> [TASK DESCRIPTION]
Print all records exactly, leaving nothing out.

> [RECORDS SHOWN]
* start *

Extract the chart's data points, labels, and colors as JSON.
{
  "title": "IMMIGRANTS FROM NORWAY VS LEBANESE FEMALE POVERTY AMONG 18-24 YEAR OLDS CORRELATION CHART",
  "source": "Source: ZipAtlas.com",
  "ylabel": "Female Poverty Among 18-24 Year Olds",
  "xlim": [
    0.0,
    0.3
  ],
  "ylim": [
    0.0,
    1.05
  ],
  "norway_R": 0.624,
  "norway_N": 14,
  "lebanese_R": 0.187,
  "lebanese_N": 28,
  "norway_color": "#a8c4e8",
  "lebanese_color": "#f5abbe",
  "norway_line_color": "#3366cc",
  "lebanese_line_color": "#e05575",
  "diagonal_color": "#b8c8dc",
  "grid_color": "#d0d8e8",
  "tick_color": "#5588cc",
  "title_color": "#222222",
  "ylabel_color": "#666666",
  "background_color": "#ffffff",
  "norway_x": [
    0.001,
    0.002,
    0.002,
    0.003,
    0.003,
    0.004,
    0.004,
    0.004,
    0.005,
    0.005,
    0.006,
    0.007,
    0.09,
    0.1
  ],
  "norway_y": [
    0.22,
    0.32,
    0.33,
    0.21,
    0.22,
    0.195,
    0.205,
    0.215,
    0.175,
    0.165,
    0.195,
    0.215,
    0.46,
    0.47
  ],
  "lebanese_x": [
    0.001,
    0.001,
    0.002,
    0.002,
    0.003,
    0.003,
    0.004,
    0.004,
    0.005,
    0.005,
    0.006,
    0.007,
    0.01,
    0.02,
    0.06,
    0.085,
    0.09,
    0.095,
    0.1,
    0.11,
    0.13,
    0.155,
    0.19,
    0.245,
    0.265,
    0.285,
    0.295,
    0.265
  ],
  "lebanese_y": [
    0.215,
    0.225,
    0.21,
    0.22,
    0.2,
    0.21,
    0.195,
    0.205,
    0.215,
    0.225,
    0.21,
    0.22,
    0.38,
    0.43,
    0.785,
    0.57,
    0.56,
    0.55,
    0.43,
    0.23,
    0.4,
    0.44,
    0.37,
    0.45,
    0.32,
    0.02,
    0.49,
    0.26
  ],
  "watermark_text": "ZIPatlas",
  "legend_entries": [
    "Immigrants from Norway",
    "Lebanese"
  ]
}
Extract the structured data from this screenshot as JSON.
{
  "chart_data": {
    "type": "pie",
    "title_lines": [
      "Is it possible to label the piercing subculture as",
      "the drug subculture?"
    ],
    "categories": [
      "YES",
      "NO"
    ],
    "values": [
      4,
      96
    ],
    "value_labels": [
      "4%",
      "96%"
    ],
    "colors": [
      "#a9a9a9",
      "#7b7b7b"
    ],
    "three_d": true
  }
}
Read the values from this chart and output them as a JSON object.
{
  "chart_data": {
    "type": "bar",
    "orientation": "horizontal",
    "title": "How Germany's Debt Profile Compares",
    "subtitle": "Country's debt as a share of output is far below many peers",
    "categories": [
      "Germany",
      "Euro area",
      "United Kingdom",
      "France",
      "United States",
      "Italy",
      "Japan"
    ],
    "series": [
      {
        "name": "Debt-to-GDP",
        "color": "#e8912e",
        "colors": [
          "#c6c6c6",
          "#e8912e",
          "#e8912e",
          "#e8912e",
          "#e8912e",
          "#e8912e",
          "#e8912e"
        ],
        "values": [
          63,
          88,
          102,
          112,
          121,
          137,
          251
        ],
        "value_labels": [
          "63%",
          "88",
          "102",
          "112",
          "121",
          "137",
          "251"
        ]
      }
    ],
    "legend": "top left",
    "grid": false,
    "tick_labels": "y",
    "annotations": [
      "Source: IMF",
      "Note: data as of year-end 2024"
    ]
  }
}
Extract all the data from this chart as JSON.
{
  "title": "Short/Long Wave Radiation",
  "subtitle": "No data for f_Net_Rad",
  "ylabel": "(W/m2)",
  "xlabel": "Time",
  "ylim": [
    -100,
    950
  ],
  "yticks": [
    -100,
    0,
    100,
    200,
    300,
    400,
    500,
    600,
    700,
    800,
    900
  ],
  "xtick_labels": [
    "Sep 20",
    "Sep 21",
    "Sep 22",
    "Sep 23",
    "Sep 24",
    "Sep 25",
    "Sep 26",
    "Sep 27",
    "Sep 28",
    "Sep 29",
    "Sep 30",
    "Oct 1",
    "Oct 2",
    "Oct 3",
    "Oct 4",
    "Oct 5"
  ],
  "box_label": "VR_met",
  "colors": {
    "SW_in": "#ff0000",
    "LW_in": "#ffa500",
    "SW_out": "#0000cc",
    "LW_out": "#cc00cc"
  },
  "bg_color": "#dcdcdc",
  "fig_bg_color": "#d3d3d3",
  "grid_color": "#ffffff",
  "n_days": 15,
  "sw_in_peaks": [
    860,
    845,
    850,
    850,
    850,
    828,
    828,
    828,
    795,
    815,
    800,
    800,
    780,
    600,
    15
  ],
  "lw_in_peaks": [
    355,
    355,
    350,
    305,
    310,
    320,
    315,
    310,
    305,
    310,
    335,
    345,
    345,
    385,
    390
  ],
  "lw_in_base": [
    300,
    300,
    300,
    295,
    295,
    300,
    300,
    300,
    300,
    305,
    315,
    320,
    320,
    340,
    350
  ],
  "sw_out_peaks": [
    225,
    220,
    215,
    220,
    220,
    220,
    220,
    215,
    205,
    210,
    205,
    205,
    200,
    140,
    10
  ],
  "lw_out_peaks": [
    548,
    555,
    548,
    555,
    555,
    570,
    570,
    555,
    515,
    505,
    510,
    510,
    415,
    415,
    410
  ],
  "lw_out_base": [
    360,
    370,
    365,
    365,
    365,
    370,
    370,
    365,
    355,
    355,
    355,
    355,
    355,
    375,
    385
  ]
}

* end *

> [REPLY TO THE EXERCISE]
Extract the chart's data points, labels, and colors as JSON.
{
  "title": "IMMIGRANTS FROM NORWAY VS LEBANESE FEMALE POVERTY AMONG 18-24 YEAR OLDS CORRELATION CHART",
  "source": "Source: ZipAtlas.com",
  "ylabel": "Female Poverty Among 18-24 Year Olds",
  "xlim": [
    0.0,
    0.3
  ],
  "ylim": [
    0.0,
    1.05
  ],
  "norway_R": 0.624,
  "norway_N": 14,
  "lebanese_R": 0.187,
  "lebanese_N": 28,
  "norway_color": "#a8c4e8",
  "lebanese_color": "#f5abbe",
  "norway_line_color": "#3366cc",
  "lebanese_line_color": "#e05575",
  "diagonal_color": "#b8c8dc",
  "grid_color": "#d0d8e8",
  "tick_color": "#5588cc",
  "title_color": "#222222",
  "ylabel_color": "#666666",
  "background_color": "#ffffff",
  "norway_x": [
    0.001,
    0.002,
    0.002,
    0.003,
    0.003,
    0.004,
    0.004,
    0.004,
    0.005,
    0.005,
    0.006,
    0.007,
    0.09,
    0.1
  ],
  "norway_y": [
    0.22,
    0.32,
    0.33,
    0.21,
    0.22,
    0.195,
    0.205,
    0.215,
    0.175,
    0.165,
    0.195,
    0.215,
    0.46,
    0.47
  ],
  "lebanese_x": [
    0.001,
    0.001,
    0.002,
    0.002,
    0.003,
    0.003,
    0.004,
    0.004,
    0.005,
    0.005,
    0.006,
    0.007,
    0.01,
    0.02,
    0.06,
    0.085,
    0.09,
    0.095,
    0.1,
    0.11,
    0.13,
    0.155,
    0.19,
    0.245,
    0.265,
    0.285,
    0.295,
    0.265
  ],
  "lebanese_y": [
    0.215,
    0.225,
    0.21,
    0.22,
    0.2,
    0.21,
    0.195,
    0.205,
    0.215,
    0.225,
    0.21,
    0.22,
    0.38,
    0.43,
    0.785,
    0.57,
    0.56,
    0.55,
    0.43,
    0.23,
    0.4,
    0.44,
    0.37,
    0.45,
    0.32,
    0.02,
    0.49,
    0.26
  ],
  "watermark_text": "ZIPatlas",
  "legend_entries": [
    "Immigrants from Norway",
    "Lebanese"
  ]
}
Extract the structured data from this screenshot as JSON.
{
  "chart_data": {
    "type": "pie",
    "title_lines": [
      "Is it possible to label the piercing subculture as",
      "the drug subculture?"
    ],
    "categories": [
      "YES",
      "NO"
    ],
    "values": [
      4,
      96
    ],
    "value_labels": [
      "4%",
      "96%"
    ],
    "colors": [
      "#a9a9a9",
      "#7b7b7b"
    ],
    "three_d": true
  }
}
Read the values from this chart and output them as a JSON object.
{
  "chart_data": {
    "type": "bar",
    "orientation": "horizontal",
    "title": "How Germany's Debt Profile Compares",
    "subtitle": "Country's debt as a share of output is far below many peers",
    "categories": [
      "Germany",
      "Euro area",
      "United Kingdom",
      "France",
      "United States",
      "Italy",
      "Japan"
    ],
    "series": [
      {
        "name": "Debt-to-GDP",
        "color": "#e8912e",
        "colors": [
          "#c6c6c6",
          "#e8912e",
          "#e8912e",
          "#e8912e",
          "#e8912e",
          "#e8912e",
          "#e8912e"
        ],
        "values": [
          63,
          88,
          102,
          112,
          121,
          137,
          251
        ],
        "value_labels": [
          "63%",
          "88",
          "102",
          "112",
          "121",
          "137",
          "251"
        ]
      }
    ],
    "legend": "top left",
    "grid": false,
    "tick_labels": "y",
    "annotations": [
      "Source: IMF",
      "Note: data as of year-end 2024"
    ]
  }
}
Extract all the data from this chart as JSON.
{
  "title": "Short/Long Wave Radiation",
  "subtitle": "No data for f_Net_Rad",
  "ylabel": "(W/m2)",
  "xlabel": "Time",
  "ylim": [
    -100,
    950
  ],
  "yticks": [
    -100,
    0,
    100,
    200,
    300,
    400,
    500,
    600,
    700,
    800,
    900
  ],
  "xtick_labels": [
    "Sep 20",
    "Sep 21",
    "Sep 22",
    "Sep 23",
    "Sep 24",
    "Sep 25",
    "Sep 26",
    "Sep 27",
    "Sep 28",
    "Sep 29",
    "Sep 30",
    "Oct 1",
    "Oct 2",
    "Oct 3",
    "Oct 4",
    "Oct 5"
  ],
  "box_label": "VR_met",
  "colors": {
    "SW_in": "#ff0000",
    "LW_in": "#ffa500",
    "SW_out": "#0000cc",
    "LW_out": "#cc00cc"
  },
  "bg_color": "#dcdcdc",
  "fig_bg_color": "#d3d3d3",
  "grid_color": "#ffffff",
  "n_days": 15,
  "sw_in_peaks": [
    860,
    845,
    850,
    850,
    850,
    828,
    828,
    828,
    795,
    815,
    800,
    800,
    780,
    600,
    15
  ],
  "lw_in_peaks": [
    355,
    355,
    350,
    305,
    310,
    320,
    315,
    310,
    305,
    310,
    335,
    345,
    345,
    385,
    390
  ],
  "lw_in_base": [
    300,
    300,
    300,
    295,
    295,
    300,
    300,
    300,
    300,
    305,
    315,
    320,
    320,
    340,
    350
  ],
  "sw_out_peaks": [
    225,
    220,
    215,
    220,
    220,
    220,
    220,
    215,
    205,
    210,
    205,
    205,
    200,
    140,
    10
  ],
  "lw_out_peaks": [
    548,
    555,
    548,
    555,
    555,
    570,
    570,
    555,
    515,
    505,
    510,
    510,
    415,
    415,
    410
  ],
  "lw_out_base": [
    360,
    370,
    365,
    365,
    365,
    370,
    370,
    365,
    355,
    355,
    355,
    355,
    355,
    375,
    385
  ]
}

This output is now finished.